# START OF RECORDS SHOWN

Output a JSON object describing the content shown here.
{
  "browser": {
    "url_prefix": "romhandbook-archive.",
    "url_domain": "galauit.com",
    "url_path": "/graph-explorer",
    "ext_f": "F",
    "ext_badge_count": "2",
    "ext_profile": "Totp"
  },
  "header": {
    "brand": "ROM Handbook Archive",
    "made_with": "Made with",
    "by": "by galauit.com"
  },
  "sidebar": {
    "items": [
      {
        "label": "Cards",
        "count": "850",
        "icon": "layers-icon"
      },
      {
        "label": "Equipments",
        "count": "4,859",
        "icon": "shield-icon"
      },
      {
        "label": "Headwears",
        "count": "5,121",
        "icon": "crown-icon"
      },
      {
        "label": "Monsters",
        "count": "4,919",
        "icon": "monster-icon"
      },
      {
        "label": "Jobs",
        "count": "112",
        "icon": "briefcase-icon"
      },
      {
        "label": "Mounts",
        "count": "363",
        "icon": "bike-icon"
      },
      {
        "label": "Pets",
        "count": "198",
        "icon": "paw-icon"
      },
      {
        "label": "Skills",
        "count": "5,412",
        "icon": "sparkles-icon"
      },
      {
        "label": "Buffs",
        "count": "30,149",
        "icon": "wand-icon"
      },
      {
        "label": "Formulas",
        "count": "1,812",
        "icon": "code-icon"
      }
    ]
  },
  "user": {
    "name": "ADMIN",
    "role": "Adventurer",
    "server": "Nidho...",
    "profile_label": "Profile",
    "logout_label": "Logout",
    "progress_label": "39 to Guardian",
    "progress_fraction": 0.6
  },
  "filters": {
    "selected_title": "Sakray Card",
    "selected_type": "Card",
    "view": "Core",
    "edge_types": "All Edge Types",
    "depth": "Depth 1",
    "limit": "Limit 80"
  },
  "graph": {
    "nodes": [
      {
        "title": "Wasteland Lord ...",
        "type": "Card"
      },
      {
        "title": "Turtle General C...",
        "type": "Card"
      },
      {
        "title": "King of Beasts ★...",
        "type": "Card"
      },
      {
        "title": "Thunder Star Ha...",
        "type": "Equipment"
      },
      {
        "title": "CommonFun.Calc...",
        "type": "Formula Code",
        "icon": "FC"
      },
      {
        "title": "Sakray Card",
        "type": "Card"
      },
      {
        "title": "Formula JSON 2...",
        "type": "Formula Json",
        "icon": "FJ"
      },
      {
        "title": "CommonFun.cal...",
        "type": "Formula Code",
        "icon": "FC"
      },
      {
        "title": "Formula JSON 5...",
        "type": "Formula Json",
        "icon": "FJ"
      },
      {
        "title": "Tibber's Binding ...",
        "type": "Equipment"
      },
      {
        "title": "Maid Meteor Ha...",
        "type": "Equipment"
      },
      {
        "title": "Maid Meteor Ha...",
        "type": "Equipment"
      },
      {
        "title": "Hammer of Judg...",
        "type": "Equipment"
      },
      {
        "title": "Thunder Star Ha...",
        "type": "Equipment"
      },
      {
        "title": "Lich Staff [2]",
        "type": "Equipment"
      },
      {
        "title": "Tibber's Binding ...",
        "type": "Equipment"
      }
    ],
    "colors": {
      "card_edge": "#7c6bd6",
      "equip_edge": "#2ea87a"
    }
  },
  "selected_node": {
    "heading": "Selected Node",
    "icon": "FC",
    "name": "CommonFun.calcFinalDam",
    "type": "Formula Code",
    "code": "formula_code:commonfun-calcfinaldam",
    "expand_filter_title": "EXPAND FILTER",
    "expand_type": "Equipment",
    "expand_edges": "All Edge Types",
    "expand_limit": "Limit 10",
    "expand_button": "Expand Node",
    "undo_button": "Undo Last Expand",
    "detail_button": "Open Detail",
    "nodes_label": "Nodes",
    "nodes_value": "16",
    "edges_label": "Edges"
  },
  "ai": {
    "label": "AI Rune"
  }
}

# END OF RECORDS SHOWN
# START OF RECORDS SHOWN

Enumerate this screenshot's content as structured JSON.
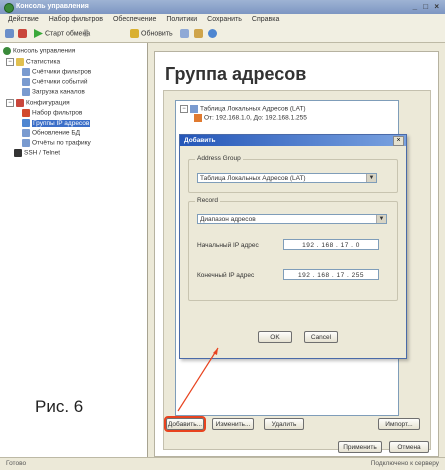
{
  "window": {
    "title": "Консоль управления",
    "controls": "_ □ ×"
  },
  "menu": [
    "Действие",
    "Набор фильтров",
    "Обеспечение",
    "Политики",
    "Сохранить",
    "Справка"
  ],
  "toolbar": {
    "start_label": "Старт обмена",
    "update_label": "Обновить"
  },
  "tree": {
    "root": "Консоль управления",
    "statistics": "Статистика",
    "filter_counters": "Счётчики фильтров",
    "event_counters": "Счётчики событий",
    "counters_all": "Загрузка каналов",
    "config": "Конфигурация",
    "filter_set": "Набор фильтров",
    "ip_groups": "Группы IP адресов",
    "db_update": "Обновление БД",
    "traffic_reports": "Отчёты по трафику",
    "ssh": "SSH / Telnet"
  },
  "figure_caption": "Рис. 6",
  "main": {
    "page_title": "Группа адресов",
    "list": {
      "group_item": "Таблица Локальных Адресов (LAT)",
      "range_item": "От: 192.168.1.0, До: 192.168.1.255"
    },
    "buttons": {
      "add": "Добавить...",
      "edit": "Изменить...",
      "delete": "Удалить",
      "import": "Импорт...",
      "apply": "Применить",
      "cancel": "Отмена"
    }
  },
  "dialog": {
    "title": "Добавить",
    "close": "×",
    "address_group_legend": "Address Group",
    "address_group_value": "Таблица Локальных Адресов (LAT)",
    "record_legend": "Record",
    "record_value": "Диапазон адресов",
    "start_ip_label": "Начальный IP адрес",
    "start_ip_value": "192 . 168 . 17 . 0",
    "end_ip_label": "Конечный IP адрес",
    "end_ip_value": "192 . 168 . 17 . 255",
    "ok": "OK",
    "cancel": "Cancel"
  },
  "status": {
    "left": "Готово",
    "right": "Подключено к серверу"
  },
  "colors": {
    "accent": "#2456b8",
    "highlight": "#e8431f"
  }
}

# END OF RECORDS SHOWN

EXERCISE PROMPT: Filter the entries down to the lines with the word "galauit" in them.

EXPECTED OUTPUT:
    "url_domain": "galauit.com",
    "by": "by galauit.com"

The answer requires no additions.